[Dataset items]
-------

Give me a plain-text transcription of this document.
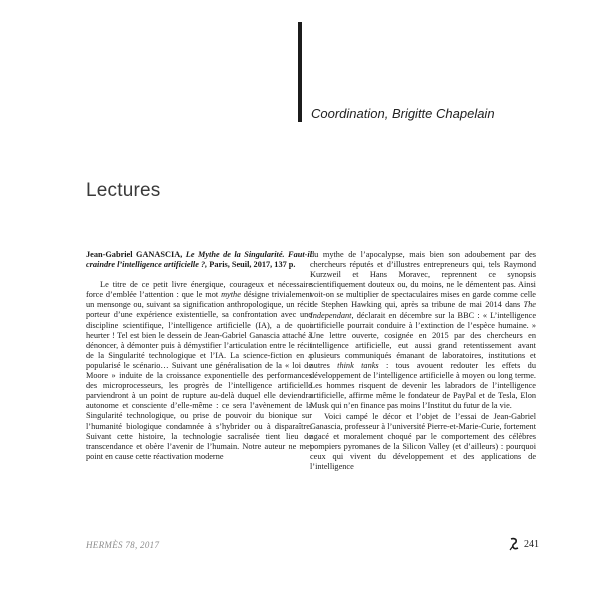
Coordination, Brigitte Chapelain
Lectures

Jean-Gabriel GANASCIA, Le Mythe de la Singularité. Faut-il craindre l’intelligence artificielle ?, Paris, Seuil, 2017, 137 p.

Le titre de ce petit livre énergique, courageux et nécessaire force d’emblée l’attention : que le mot mythe désigne trivialement un mensonge ou, suivant sa signification anthropologique, un récit porteur d’une expérience existentielle, sa confrontation avec une discipline scientifique, l’intelligence artificielle (IA), a de quoi heurter ! Tel est bien le dessein de Jean-Gabriel Ganascia attaché à dénoncer, à démonter puis à démystifier l’articulation entre le récit de la Singularité technologique et l’IA. La science-fiction en a popularisé le scénario… Suivant une généralisation de la « loi de Moore » induite de la croissance exponentielle des performances des microprocesseurs, les progrès de l’intelligence artificielle parviendront à un point de rupture au-delà duquel elle deviendra autonome et consciente d’elle-même : ce sera l’avènement de la Singularité technologique, ou prise de pouvoir du bionique sur l’humanité biologique condamnée à s’hybrider ou à disparaître. Suivant cette histoire, la technologie sacralisée tient lieu de transcendance et obère l’avenir de l’humain. Notre auteur ne met point en cause cette réactivation moderne

du mythe de l’apocalypse, mais bien son adoubement par des chercheurs réputés et d’illustres entrepreneurs qui, tels Raymond Kurzweil et Hans Moravec, reprennent ce synopsis scientifiquement douteux ou, du moins, ne le démentent pas. Ainsi voit-on se multiplier de spectaculaires mises en garde comme celle de Stephen Hawking qui, après sa tribune de mai 2014 dans The Independant, déclarait en décembre sur la BBC : « L’intelligence artificielle pourrait conduire à l’extinction de l’espèce humaine. » Une lettre ouverte, cosignée en 2015 par des chercheurs en intelligence artificielle, eut aussi grand retentissement avant plusieurs communiqués émanant de laboratoires, institutions et autres think tanks : tous avouent redouter les effets du développement de l’intelligence artificielle à moyen ou long terme. Les hommes risquent de devenir les labradors de l’intelligence artificielle, affirme même le fondateur de PayPal et de Tesla, Elon Musk qui n’en finance pas moins l’Institut du futur de la vie.

Voici campé le décor et l’objet de l’essai de Jean-Gabriel Ganascia, professeur à l’université Pierre-et-Marie-Curie, fortement agacé et moralement choqué par le comportement des célèbres pompiers pyromanes de la Silicon Valley (et d’ailleurs) : pourquoi ceux qui vivent du développement et des applications de l’intelligence

HERMÈS 78, 2017	241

-------

Brief
From the records given above, copy all lines containing "Singularité".

Task response
Jean-Gabriel GANASCIA, Le Mythe de la Singularité. Faut-il craindre l’intelligence artificielle ?, Paris, Seuil, 2017, 137 p.
Le titre de ce petit livre énergique, courageux et nécessaire force d’emblée l’attention : que le mot mythe désigne trivialement un mensonge ou, suivant sa signification anthropologique, un récit porteur d’une expérience existentielle, sa confrontation avec une discipline scientifique, l’intelligence artificielle (IA), a de quoi heurter ! Tel est bien le dessein de Jean-Gabriel Ganascia attaché à dénoncer, à démonter puis à démystifier l’articulation entre le récit de la Singularité technologique et l’IA. La science-fiction en a popularisé le scénario… Suivant une généralisation de la « loi de Moore » induite de la croissance exponentielle des performances des microprocesseurs, les progrès de l’intelligence artificielle parviendront à un point de rupture au-delà duquel elle deviendra autonome et consciente d’elle-même : ce sera l’avènement de la Singularité technologique, ou prise de pouvoir du bionique sur l’humanité biologique condamnée à s’hybrider ou à disparaître. Suivant cette histoire, la technologie sacralisée tient lieu de transcendance et obère l’avenir de l’humain. Notre auteur ne met point en cause cette réactivation moderne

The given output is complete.